WHAT THIS TASK INVOLVES » Can you rewrite the material from its first line up to and including the line with "162, 1051, 187]", changing every "electrical-cell" to "elec-cell" and leaving all else as it is?

RECORDS SHOWN »
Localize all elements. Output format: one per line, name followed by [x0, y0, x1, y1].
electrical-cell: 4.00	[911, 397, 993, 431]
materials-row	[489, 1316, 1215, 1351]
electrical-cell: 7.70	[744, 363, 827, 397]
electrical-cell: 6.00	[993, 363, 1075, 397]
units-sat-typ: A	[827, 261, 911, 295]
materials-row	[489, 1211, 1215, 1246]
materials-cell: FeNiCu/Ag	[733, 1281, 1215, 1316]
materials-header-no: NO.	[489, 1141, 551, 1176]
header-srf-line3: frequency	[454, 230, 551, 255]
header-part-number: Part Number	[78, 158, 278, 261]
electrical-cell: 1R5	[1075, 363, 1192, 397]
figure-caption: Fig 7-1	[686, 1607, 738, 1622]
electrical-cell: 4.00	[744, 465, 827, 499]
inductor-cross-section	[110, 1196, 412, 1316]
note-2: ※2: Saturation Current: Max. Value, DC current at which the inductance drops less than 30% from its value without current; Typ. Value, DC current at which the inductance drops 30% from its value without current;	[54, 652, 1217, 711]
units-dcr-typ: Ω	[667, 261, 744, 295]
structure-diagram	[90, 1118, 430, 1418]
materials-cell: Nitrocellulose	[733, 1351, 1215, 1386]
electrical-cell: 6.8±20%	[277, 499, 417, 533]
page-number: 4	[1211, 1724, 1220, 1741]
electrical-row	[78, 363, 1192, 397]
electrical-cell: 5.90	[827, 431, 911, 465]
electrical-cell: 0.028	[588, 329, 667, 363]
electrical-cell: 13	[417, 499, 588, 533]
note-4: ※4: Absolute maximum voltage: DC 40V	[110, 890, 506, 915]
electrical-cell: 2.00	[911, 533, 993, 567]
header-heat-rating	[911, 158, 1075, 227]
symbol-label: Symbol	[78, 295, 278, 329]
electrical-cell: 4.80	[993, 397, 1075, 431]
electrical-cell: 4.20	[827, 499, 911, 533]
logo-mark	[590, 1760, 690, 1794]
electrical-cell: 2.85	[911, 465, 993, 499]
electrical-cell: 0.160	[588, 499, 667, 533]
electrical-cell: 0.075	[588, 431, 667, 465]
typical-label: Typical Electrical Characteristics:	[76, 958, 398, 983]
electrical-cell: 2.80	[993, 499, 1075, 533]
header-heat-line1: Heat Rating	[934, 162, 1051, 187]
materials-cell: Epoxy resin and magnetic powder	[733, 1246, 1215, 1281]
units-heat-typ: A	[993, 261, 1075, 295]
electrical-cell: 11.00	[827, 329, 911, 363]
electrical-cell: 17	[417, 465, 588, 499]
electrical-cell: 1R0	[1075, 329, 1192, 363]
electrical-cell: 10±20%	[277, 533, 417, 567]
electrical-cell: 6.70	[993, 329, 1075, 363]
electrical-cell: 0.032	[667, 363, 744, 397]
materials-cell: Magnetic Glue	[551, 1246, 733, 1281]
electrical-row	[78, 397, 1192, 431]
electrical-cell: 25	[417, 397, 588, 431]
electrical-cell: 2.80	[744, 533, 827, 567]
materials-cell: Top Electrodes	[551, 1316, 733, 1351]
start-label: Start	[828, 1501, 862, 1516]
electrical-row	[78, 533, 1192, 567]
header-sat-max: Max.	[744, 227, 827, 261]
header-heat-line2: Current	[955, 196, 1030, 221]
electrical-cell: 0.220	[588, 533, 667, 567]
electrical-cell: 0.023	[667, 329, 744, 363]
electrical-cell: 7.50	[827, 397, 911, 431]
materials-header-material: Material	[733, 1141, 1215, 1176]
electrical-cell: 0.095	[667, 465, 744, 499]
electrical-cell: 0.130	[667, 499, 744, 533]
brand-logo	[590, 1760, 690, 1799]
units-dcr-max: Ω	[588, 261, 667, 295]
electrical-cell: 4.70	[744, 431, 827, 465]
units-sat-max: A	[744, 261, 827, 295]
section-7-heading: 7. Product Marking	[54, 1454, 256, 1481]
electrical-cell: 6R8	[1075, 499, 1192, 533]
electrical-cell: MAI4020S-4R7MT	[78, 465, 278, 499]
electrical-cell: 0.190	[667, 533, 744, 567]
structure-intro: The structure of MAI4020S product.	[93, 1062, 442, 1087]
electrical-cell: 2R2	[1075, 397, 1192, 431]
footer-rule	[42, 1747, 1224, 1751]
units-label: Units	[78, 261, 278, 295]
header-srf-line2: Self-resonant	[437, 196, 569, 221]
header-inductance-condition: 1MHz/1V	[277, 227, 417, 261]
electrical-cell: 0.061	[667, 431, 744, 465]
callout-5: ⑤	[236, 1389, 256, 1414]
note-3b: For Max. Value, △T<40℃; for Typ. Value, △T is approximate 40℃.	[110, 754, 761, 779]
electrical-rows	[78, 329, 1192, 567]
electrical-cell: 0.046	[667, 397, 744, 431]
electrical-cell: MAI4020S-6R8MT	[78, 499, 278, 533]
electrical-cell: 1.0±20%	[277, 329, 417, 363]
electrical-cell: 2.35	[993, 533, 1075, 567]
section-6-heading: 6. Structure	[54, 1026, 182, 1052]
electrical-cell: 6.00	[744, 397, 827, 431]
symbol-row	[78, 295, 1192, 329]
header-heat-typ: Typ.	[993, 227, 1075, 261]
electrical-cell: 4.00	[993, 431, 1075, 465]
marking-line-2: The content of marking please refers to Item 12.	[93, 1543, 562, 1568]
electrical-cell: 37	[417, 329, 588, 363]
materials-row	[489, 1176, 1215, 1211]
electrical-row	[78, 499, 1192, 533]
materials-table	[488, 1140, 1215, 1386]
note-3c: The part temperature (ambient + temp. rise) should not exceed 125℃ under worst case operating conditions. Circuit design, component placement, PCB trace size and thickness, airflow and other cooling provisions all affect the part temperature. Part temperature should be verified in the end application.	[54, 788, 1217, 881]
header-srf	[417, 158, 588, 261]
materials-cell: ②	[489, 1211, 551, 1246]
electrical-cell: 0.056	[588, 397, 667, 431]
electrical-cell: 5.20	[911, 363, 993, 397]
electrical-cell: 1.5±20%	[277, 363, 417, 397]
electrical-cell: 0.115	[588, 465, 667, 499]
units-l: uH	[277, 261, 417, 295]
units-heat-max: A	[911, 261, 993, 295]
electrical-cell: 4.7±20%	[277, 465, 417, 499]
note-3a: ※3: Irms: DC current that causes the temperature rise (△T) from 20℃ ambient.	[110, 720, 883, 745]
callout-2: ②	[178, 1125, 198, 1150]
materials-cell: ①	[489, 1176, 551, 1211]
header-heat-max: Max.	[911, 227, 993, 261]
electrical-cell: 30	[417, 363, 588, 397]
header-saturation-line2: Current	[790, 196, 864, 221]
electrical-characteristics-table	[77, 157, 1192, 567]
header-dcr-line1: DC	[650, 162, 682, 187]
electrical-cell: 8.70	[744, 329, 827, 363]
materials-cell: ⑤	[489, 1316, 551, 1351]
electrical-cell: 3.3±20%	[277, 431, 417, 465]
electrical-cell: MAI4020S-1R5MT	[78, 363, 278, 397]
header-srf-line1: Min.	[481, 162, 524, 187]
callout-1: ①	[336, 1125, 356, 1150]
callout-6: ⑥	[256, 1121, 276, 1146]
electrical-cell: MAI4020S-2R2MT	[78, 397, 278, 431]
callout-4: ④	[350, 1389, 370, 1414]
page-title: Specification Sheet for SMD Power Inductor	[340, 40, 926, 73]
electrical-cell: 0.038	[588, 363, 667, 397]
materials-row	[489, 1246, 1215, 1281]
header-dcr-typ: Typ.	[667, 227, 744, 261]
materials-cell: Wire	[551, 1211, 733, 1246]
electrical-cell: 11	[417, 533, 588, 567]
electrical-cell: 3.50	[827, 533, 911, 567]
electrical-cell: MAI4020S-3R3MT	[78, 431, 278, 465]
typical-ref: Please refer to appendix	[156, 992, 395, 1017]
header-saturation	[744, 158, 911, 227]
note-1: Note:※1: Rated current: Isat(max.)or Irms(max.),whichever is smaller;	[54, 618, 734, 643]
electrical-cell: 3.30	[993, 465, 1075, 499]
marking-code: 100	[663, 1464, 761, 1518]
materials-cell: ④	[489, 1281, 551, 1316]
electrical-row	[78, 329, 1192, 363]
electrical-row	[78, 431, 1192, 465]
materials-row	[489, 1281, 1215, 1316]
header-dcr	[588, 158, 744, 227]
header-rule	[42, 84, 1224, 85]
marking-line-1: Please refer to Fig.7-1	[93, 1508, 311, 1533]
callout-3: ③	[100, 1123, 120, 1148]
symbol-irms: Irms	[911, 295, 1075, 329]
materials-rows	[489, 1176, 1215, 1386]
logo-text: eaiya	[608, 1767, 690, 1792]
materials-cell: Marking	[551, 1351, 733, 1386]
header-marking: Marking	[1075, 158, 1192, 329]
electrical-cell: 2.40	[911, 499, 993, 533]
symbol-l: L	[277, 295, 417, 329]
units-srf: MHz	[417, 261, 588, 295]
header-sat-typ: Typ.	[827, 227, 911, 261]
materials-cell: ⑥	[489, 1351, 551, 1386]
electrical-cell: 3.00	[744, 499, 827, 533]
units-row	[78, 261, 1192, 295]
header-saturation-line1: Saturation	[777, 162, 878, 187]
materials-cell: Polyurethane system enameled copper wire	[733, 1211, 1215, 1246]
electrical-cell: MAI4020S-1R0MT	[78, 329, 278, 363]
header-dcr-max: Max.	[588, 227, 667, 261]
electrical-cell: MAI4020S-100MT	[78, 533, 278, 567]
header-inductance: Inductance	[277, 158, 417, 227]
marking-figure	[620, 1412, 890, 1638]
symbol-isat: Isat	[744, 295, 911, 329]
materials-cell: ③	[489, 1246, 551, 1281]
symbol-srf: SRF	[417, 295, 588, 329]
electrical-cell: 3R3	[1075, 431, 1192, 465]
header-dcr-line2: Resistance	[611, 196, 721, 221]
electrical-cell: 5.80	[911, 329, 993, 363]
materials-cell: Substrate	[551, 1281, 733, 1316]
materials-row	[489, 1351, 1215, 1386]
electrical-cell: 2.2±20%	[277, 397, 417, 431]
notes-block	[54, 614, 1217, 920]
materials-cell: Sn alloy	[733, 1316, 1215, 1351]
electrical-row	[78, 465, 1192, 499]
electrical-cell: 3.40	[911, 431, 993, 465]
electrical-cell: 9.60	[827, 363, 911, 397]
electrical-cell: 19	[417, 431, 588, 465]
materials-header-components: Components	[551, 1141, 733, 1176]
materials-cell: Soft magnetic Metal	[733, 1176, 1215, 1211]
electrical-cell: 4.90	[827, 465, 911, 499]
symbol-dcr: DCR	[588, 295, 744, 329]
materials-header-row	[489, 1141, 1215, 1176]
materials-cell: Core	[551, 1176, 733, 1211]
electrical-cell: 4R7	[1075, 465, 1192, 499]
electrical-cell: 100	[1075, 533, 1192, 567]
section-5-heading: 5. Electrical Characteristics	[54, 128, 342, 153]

CORRECT RESULT »
Localize all elements. Output format: one per line, name followed by [x0, y0, x1, y1].
elec-cell: 4.00	[911, 397, 993, 431]
materials-row	[489, 1316, 1215, 1351]
elec-cell: 7.70	[744, 363, 827, 397]
elec-cell: 6.00	[993, 363, 1075, 397]
units-sat-typ: A	[827, 261, 911, 295]
materials-row	[489, 1211, 1215, 1246]
materials-cell: FeNiCu/Ag	[733, 1281, 1215, 1316]
materials-header-no: NO.	[489, 1141, 551, 1176]
header-srf-line3: frequency	[454, 230, 551, 255]
header-part-number: Part Number	[78, 158, 278, 261]
elec-cell: 1R5	[1075, 363, 1192, 397]
figure-caption: Fig 7-1	[686, 1607, 738, 1622]
elec-cell: 4.00	[744, 465, 827, 499]
inductor-cross-section	[110, 1196, 412, 1316]
note-2: ※2: Saturation Current: Max. Value, DC current at which the inductance drops less than 30% from its value without current; Typ. Value, DC current at which the inductance drops 30% from its value without current;	[54, 652, 1217, 711]
units-dcr-typ: Ω	[667, 261, 744, 295]
structure-diagram	[90, 1118, 430, 1418]
materials-cell: Nitrocellulose	[733, 1351, 1215, 1386]
elec-cell: 6.8±20%	[277, 499, 417, 533]
page-number: 4	[1211, 1724, 1220, 1741]
electrical-row	[78, 363, 1192, 397]
elec-cell: 5.90	[827, 431, 911, 465]
elec-cell: 0.028	[588, 329, 667, 363]
elec-cell: 13	[417, 499, 588, 533]
note-4: ※4: Absolute maximum voltage: DC 40V	[110, 890, 506, 915]
elec-cell: 2.00	[911, 533, 993, 567]
header-heat-rating	[911, 158, 1075, 227]
symbol-label: Symbol	[78, 295, 278, 329]
elec-cell: 4.80	[993, 397, 1075, 431]
elec-cell: 4.20	[827, 499, 911, 533]
logo-mark	[590, 1760, 690, 1794]
elec-cell: 2.85	[911, 465, 993, 499]
elec-cell: 0.160	[588, 499, 667, 533]
elec-cell: 0.075	[588, 431, 667, 465]
typical-label: Typical Electrical Characteristics:	[76, 958, 398, 983]
elec-cell: 2.80	[993, 499, 1075, 533]
header-heat-line1: Heat Rating	[934, 162, 1051, 187]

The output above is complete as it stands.